(Recorded data)
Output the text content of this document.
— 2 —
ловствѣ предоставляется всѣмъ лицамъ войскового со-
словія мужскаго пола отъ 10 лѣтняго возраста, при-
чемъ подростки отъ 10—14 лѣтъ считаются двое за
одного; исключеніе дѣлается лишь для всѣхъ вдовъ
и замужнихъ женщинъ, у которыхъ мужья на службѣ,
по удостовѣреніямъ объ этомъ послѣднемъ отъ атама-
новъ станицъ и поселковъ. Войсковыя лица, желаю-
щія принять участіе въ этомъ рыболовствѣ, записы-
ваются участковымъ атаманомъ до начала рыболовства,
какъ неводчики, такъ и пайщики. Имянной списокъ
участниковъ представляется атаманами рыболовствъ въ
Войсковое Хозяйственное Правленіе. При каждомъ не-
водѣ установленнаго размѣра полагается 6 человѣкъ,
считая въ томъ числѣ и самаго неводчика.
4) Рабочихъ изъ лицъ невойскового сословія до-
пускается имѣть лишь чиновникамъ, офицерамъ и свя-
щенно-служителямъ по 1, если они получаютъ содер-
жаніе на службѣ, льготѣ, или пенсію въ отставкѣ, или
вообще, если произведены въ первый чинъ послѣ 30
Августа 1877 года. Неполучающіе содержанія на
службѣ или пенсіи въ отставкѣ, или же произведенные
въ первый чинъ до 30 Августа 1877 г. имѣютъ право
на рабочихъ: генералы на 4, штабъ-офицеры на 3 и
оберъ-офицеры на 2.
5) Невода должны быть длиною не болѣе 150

▶ _TASK DETAILS_
Return the whole listing exactly.

▶ _SOLUTION TO THIS PROBLEM_
Output the text content of this document.
— 2 —
ловствѣ предоставляется всѣмъ лицамъ войскового со-
словія мужскаго пола отъ 10 лѣтняго возраста, при-
чемъ подростки отъ 10—14 лѣтъ считаются двое за
одного; исключеніе дѣлается лишь для всѣхъ вдовъ
и замужнихъ женщинъ, у которыхъ мужья на службѣ,
по удостовѣреніямъ объ этомъ послѣднемъ отъ атама-
новъ станицъ и поселковъ. Войсковыя лица, желаю-
щія принять участіе въ этомъ рыболовствѣ, записы-
ваются участковымъ атаманомъ до начала рыболовства,
какъ неводчики, такъ и пайщики. Имянной списокъ
участниковъ представляется атаманами рыболовствъ въ
Войсковое Хозяйственное Правленіе. При каждомъ не-
водѣ установленнаго размѣра полагается 6 человѣкъ,
считая въ томъ числѣ и самаго неводчика.
4) Рабочихъ изъ лицъ невойскового сословія до-
пускается имѣть лишь чиновникамъ, офицерамъ и свя-
щенно-служителямъ по 1, если они получаютъ содер-
жаніе на службѣ, льготѣ, или пенсію въ отставкѣ, или
вообще, если произведены въ первый чинъ послѣ 30
Августа 1877 года. Неполучающіе содержанія на
службѣ или пенсіи въ отставкѣ, или же произведенные
въ первый чинъ до 30 Августа 1877 г. имѣютъ право
на рабочихъ: генералы на 4, штабъ-офицеры на 3 и
оберъ-офицеры на 2.
5) Невода должны быть длиною не болѣе 150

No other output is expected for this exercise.